■ **GOAL**
Please give the count of lines holding the string "ἔργον" and nothing besides.

■ **THE RECORDS**
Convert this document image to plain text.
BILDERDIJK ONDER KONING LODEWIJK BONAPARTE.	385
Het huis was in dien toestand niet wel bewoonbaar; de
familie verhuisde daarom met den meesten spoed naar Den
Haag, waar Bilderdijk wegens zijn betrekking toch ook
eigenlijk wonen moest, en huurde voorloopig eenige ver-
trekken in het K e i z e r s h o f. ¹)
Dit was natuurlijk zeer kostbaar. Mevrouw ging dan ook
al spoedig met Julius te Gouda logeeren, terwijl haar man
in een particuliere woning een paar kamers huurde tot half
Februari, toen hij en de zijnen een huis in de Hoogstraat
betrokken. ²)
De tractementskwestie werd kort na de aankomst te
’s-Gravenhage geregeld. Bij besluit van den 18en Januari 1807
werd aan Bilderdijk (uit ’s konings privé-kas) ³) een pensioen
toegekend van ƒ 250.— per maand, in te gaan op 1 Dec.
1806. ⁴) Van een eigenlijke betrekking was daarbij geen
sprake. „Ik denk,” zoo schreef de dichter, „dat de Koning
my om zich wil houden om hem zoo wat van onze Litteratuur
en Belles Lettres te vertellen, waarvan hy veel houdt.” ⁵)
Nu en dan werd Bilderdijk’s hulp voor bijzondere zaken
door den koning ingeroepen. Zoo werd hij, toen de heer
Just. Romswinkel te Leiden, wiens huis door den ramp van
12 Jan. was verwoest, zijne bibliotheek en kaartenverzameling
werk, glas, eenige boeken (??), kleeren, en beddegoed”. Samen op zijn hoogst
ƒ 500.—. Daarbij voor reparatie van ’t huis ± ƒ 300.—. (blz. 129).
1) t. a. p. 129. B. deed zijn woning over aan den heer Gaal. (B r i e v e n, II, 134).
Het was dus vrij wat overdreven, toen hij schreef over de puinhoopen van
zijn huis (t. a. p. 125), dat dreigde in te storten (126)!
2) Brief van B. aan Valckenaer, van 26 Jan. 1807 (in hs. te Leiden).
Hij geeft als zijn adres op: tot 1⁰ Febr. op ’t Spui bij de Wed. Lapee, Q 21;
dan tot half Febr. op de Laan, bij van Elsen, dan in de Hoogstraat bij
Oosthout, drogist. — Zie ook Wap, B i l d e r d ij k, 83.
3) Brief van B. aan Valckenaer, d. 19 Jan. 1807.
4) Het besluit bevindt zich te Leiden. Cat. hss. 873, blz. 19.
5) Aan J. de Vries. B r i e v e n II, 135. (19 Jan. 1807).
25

* * *

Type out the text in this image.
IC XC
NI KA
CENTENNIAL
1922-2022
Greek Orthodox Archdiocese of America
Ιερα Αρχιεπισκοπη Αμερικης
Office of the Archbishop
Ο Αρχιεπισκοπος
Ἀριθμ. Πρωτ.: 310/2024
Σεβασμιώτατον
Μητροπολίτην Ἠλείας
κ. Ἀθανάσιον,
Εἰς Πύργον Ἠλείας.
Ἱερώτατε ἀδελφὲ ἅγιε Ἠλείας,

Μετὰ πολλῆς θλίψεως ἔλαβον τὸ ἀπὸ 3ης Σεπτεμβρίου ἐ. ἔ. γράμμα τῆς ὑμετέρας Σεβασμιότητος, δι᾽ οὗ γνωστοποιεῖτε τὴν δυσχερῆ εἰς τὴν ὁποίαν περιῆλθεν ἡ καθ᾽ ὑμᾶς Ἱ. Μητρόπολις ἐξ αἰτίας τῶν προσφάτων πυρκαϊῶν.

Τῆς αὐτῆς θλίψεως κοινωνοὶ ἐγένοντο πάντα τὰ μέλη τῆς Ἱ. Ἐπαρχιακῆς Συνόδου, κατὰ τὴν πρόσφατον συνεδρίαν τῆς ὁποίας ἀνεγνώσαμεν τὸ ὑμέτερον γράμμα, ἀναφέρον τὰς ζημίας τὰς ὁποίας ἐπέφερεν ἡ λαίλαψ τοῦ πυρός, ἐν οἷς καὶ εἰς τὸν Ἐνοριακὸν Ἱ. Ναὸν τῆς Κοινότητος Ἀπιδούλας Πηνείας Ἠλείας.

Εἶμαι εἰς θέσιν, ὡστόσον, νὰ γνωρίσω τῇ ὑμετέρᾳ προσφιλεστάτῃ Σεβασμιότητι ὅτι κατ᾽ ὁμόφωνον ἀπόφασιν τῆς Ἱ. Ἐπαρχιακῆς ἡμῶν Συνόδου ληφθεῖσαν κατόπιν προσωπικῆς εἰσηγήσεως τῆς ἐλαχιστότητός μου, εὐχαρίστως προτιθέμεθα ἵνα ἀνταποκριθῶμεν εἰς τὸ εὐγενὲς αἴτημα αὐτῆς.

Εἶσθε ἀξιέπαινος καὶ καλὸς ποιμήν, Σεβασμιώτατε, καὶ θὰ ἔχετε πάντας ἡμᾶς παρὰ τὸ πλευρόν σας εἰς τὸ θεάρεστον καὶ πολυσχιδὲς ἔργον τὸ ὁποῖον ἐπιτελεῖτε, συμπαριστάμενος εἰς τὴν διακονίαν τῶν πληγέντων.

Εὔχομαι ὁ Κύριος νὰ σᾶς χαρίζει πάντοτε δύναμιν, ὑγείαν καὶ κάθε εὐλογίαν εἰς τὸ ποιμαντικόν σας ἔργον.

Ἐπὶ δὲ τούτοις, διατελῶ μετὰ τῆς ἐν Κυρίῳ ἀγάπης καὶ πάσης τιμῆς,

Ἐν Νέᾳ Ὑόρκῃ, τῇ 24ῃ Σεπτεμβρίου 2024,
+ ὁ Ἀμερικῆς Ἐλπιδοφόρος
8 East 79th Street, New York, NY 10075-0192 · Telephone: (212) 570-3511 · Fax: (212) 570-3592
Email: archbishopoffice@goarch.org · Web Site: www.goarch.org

...

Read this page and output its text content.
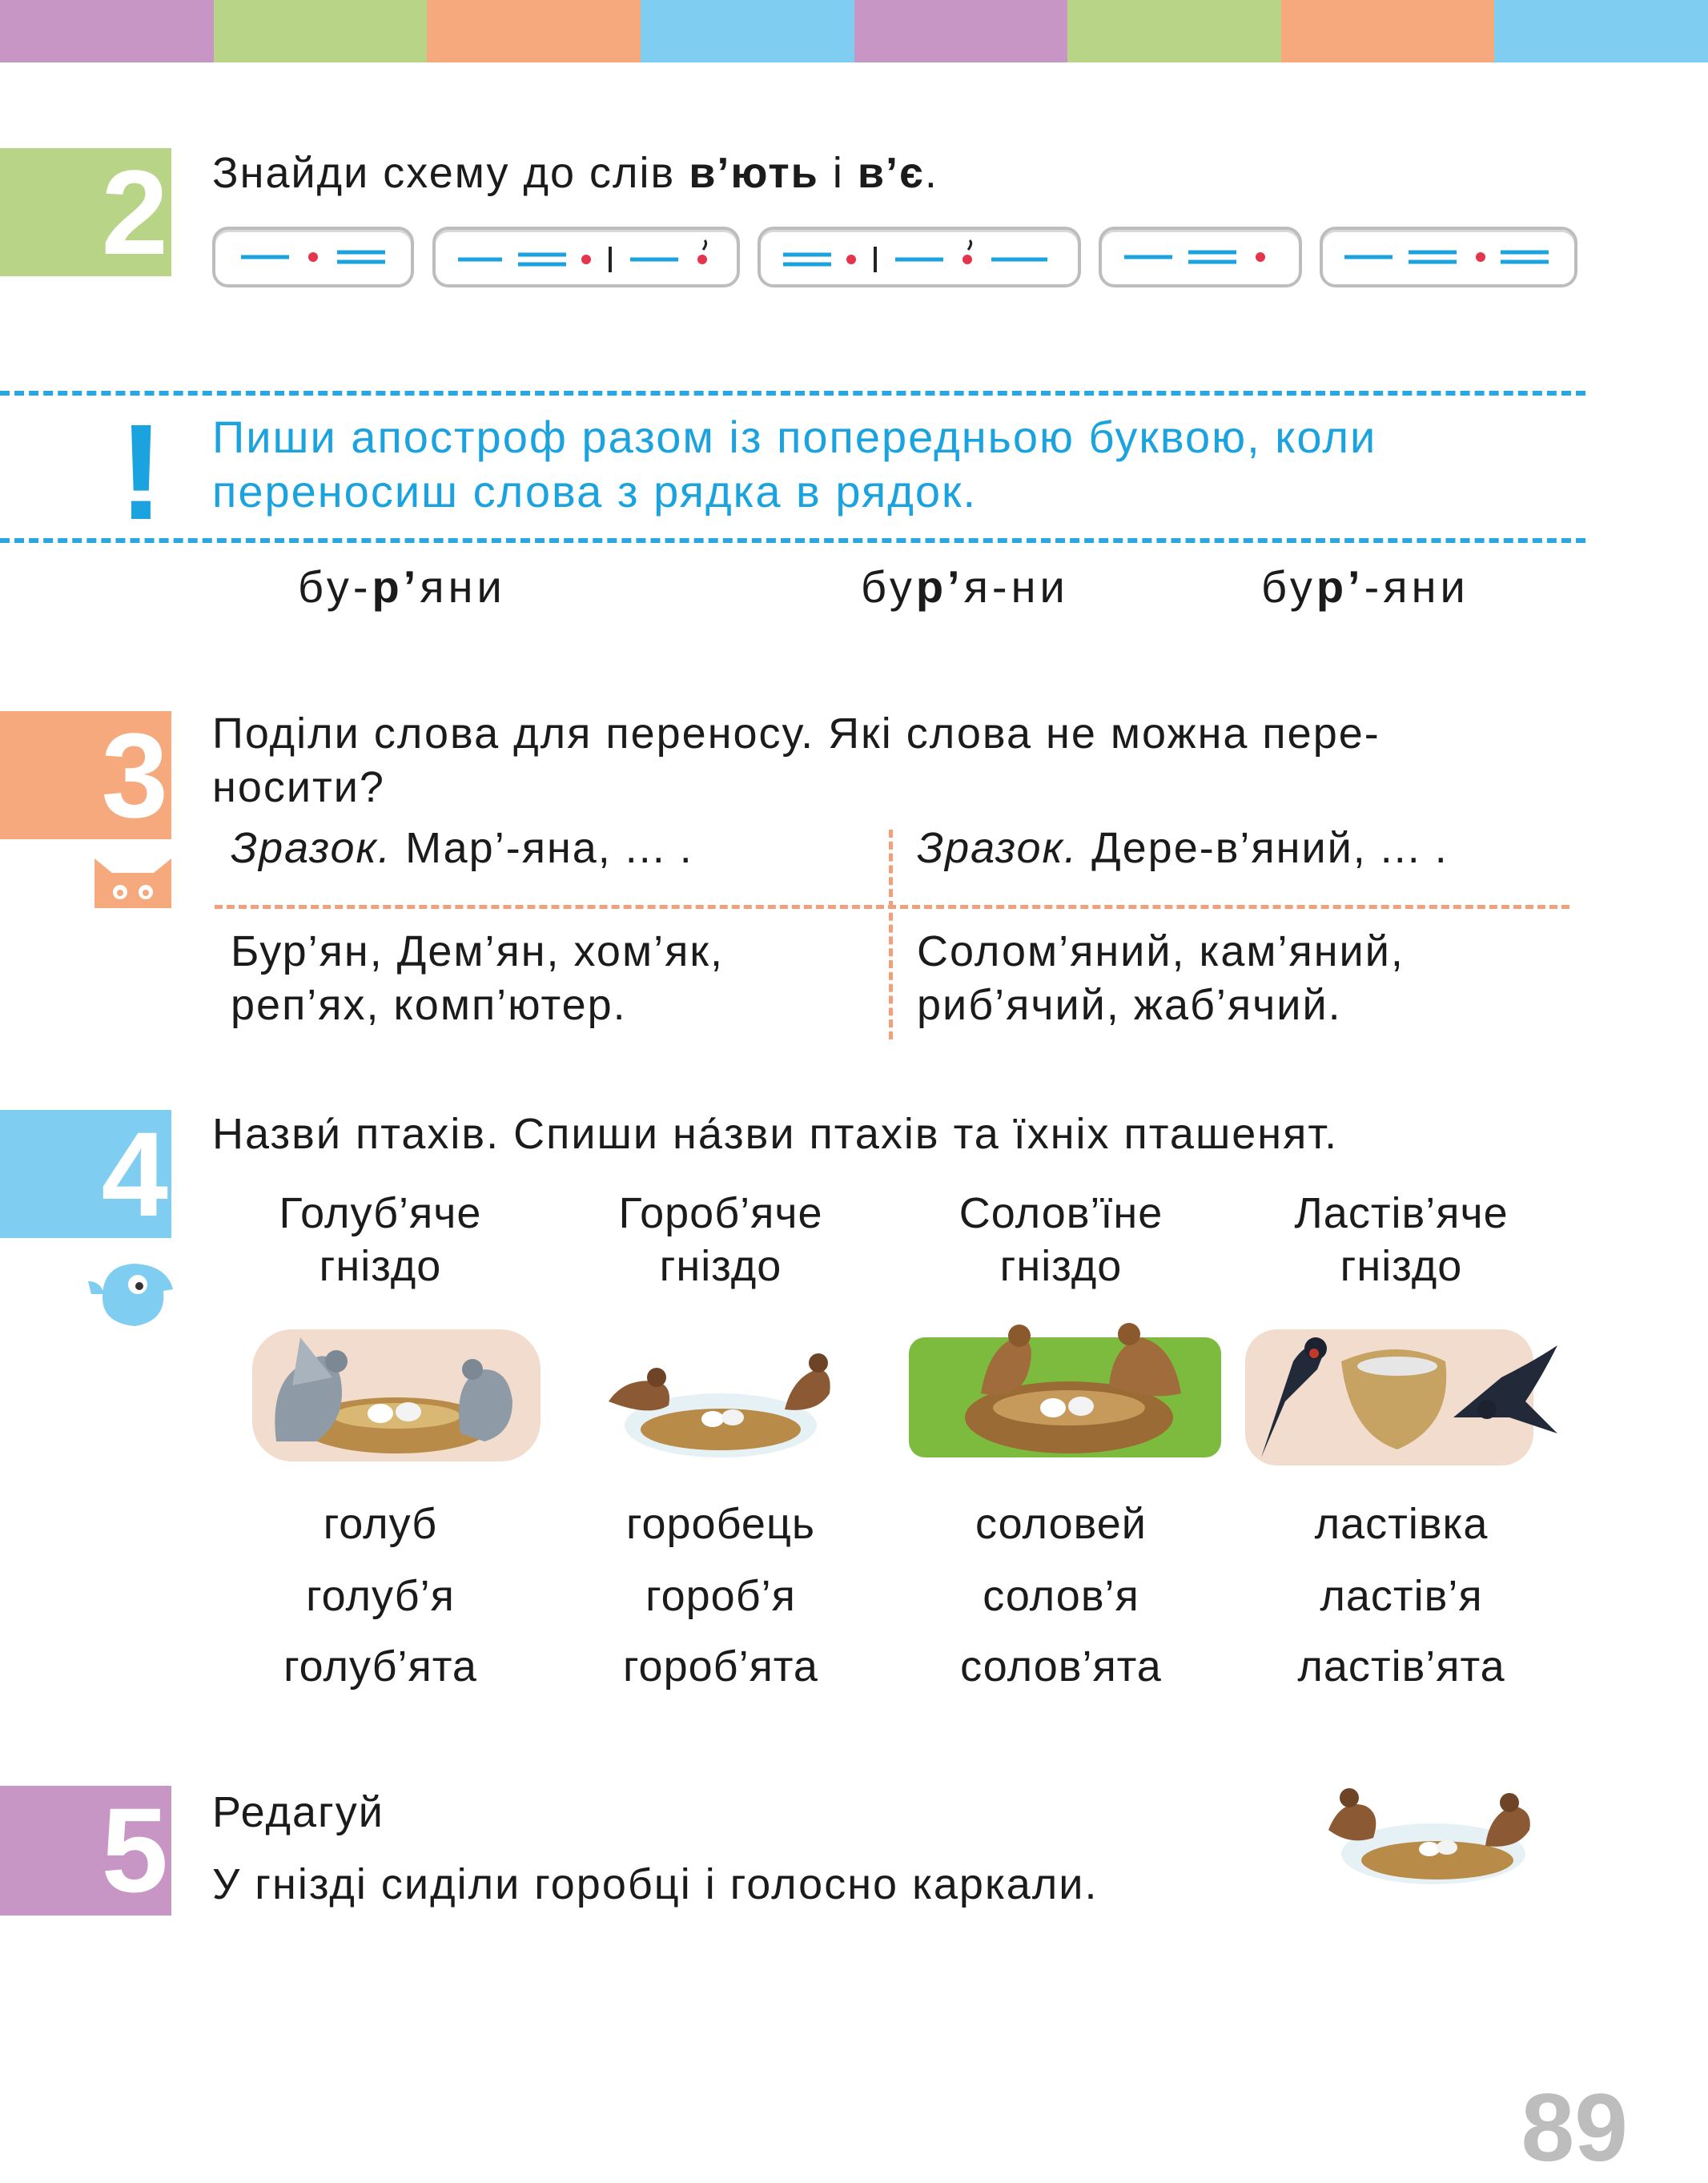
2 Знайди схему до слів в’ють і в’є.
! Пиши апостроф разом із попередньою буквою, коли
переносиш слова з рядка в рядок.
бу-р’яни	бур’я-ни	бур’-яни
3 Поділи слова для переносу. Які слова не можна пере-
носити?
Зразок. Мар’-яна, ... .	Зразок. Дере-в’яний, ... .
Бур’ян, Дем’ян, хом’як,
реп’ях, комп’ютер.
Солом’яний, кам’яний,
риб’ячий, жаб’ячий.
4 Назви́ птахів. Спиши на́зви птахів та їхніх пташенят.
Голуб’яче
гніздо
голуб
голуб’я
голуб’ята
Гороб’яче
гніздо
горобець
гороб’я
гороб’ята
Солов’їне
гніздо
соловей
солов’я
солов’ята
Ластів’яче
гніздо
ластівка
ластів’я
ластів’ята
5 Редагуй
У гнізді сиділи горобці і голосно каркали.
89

■ **RESPONSE**
2